→ **Aim of the task**
Beneath this task is a listing; retype all of it exactly.
◆ ◆ ◆ ◆
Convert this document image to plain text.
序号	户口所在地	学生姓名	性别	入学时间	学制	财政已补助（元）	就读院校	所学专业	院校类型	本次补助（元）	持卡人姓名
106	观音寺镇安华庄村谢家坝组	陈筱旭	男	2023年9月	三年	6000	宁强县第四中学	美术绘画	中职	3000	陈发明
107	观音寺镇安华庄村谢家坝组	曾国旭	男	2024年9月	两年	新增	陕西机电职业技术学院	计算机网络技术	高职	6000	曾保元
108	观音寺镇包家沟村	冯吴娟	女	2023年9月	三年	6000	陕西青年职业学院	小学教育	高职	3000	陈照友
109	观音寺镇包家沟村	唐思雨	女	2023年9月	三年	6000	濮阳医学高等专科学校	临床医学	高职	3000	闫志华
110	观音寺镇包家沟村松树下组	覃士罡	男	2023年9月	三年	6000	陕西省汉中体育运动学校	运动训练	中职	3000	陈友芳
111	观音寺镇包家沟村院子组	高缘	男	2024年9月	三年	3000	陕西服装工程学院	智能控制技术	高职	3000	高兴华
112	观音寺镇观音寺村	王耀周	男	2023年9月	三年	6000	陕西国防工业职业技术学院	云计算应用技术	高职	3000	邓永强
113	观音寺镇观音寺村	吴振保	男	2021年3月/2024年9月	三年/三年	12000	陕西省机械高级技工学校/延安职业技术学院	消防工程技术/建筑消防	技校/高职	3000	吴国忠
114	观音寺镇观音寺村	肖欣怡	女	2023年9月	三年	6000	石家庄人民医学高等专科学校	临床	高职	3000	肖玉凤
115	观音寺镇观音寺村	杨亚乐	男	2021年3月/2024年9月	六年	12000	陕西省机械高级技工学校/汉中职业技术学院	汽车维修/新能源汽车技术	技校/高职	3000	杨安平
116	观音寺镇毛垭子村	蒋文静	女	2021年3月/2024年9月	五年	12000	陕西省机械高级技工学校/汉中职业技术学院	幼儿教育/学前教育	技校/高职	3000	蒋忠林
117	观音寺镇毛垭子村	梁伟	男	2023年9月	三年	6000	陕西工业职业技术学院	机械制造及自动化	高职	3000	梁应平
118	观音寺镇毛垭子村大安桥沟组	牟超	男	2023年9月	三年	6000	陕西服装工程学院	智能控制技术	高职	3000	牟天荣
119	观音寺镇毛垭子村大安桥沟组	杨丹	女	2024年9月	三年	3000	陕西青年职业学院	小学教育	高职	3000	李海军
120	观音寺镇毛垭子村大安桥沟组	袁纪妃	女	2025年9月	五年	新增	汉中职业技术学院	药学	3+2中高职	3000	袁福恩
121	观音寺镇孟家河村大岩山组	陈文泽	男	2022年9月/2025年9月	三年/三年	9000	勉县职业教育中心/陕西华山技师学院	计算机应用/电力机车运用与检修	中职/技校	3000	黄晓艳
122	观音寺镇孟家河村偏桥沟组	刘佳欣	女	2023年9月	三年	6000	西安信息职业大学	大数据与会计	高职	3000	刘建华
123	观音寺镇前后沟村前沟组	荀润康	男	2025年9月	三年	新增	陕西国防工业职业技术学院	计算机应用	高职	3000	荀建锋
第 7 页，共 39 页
◆ ◆ ◆ ◆
→ **Answer to this problem**
Convert this document image to plain text.
序号	户口所在地	学生姓名	性别	入学时间	学制	财政已补助（元）	就读院校	所学专业	院校类型	本次补助（元）	持卡人姓名
106	观音寺镇安华庄村谢家坝组	陈筱旭	男	2023年9月	三年	6000	宁强县第四中学	美术绘画	中职	3000	陈发明
107	观音寺镇安华庄村谢家坝组	曾国旭	男	2024年9月	两年	新增	陕西机电职业技术学院	计算机网络技术	高职	6000	曾保元
108	观音寺镇包家沟村	冯吴娟	女	2023年9月	三年	6000	陕西青年职业学院	小学教育	高职	3000	陈照友
109	观音寺镇包家沟村	唐思雨	女	2023年9月	三年	6000	濮阳医学高等专科学校	临床医学	高职	3000	闫志华
110	观音寺镇包家沟村松树下组	覃士罡	男	2023年9月	三年	6000	陕西省汉中体育运动学校	运动训练	中职	3000	陈友芳
111	观音寺镇包家沟村院子组	高缘	男	2024年9月	三年	3000	陕西服装工程学院	智能控制技术	高职	3000	高兴华
112	观音寺镇观音寺村	王耀周	男	2023年9月	三年	6000	陕西国防工业职业技术学院	云计算应用技术	高职	3000	邓永强
113	观音寺镇观音寺村	吴振保	男	2021年3月/2024年9月	三年/三年	12000	陕西省机械高级技工学校/延安职业技术学院	消防工程技术/建筑消防	技校/高职	3000	吴国忠
114	观音寺镇观音寺村	肖欣怡	女	2023年9月	三年	6000	石家庄人民医学高等专科学校	临床	高职	3000	肖玉凤
115	观音寺镇观音寺村	杨亚乐	男	2021年3月/2024年9月	六年	12000	陕西省机械高级技工学校/汉中职业技术学院	汽车维修/新能源汽车技术	技校/高职	3000	杨安平
116	观音寺镇毛垭子村	蒋文静	女	2021年3月/2024年9月	五年	12000	陕西省机械高级技工学校/汉中职业技术学院	幼儿教育/学前教育	技校/高职	3000	蒋忠林
117	观音寺镇毛垭子村	梁伟	男	2023年9月	三年	6000	陕西工业职业技术学院	机械制造及自动化	高职	3000	梁应平
118	观音寺镇毛垭子村大安桥沟组	牟超	男	2023年9月	三年	6000	陕西服装工程学院	智能控制技术	高职	3000	牟天荣
119	观音寺镇毛垭子村大安桥沟组	杨丹	女	2024年9月	三年	3000	陕西青年职业学院	小学教育	高职	3000	李海军
120	观音寺镇毛垭子村大安桥沟组	袁纪妃	女	2025年9月	五年	新增	汉中职业技术学院	药学	3+2中高职	3000	袁福恩
121	观音寺镇孟家河村大岩山组	陈文泽	男	2022年9月/2025年9月	三年/三年	9000	勉县职业教育中心/陕西华山技师学院	计算机应用/电力机车运用与检修	中职/技校	3000	黄晓艳
122	观音寺镇孟家河村偏桥沟组	刘佳欣	女	2023年9月	三年	6000	西安信息职业大学	大数据与会计	高职	3000	刘建华
123	观音寺镇前后沟村前沟组	荀润康	男	2025年9月	三年	新增	陕西国防工业职业技术学院	计算机应用	高职	3000	荀建锋
第 7 页，共 39 页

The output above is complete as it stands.